_EXERCISE PROMPT_. Output the material below in its entirety, exactly as given.

**** RECORDS SUPPLIED ****

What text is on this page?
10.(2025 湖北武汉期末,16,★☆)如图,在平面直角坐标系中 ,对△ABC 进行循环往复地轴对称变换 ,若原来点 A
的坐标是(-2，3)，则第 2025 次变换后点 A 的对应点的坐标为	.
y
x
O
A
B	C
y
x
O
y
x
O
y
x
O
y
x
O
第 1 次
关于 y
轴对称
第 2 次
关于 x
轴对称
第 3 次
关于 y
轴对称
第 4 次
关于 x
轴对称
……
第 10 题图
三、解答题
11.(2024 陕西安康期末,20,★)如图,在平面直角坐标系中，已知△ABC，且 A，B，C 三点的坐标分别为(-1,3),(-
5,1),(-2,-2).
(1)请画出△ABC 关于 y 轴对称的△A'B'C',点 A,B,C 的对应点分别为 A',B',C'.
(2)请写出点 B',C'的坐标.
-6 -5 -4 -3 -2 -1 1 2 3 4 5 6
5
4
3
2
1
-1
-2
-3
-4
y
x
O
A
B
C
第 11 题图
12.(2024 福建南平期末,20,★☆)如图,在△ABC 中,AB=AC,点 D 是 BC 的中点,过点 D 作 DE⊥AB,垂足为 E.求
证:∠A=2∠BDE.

****

_EXPECTED ANSWER_.
What text is on this page?
10.(2025 湖北武汉期末,16,★☆)如图,在平面直角坐标系中 ,对△ABC 进行循环往复地轴对称变换 ,若原来点 A
的坐标是(-2，3)，则第 2025 次变换后点 A 的对应点的坐标为	.
y
x
O
A
B	C
y
x
O
y
x
O
y
x
O
y
x
O
第 1 次
关于 y
轴对称
第 2 次
关于 x
轴对称
第 3 次
关于 y
轴对称
第 4 次
关于 x
轴对称
……
第 10 题图
三、解答题
11.(2024 陕西安康期末,20,★)如图,在平面直角坐标系中，已知△ABC，且 A，B，C 三点的坐标分别为(-1,3),(-
5,1),(-2,-2).
(1)请画出△ABC 关于 y 轴对称的△A'B'C',点 A,B,C 的对应点分别为 A',B',C'.
(2)请写出点 B',C'的坐标.
-6 -5 -4 -3 -2 -1 1 2 3 4 5 6
5
4
3
2
1
-1
-2
-3
-4
y
x
O
A
B
C
第 11 题图
12.(2024 福建南平期末,20,★☆)如图,在△ABC 中,AB=AC,点 D 是 BC 的中点,过点 D 作 DE⊥AB,垂足为 E.求
证:∠A=2∠BDE.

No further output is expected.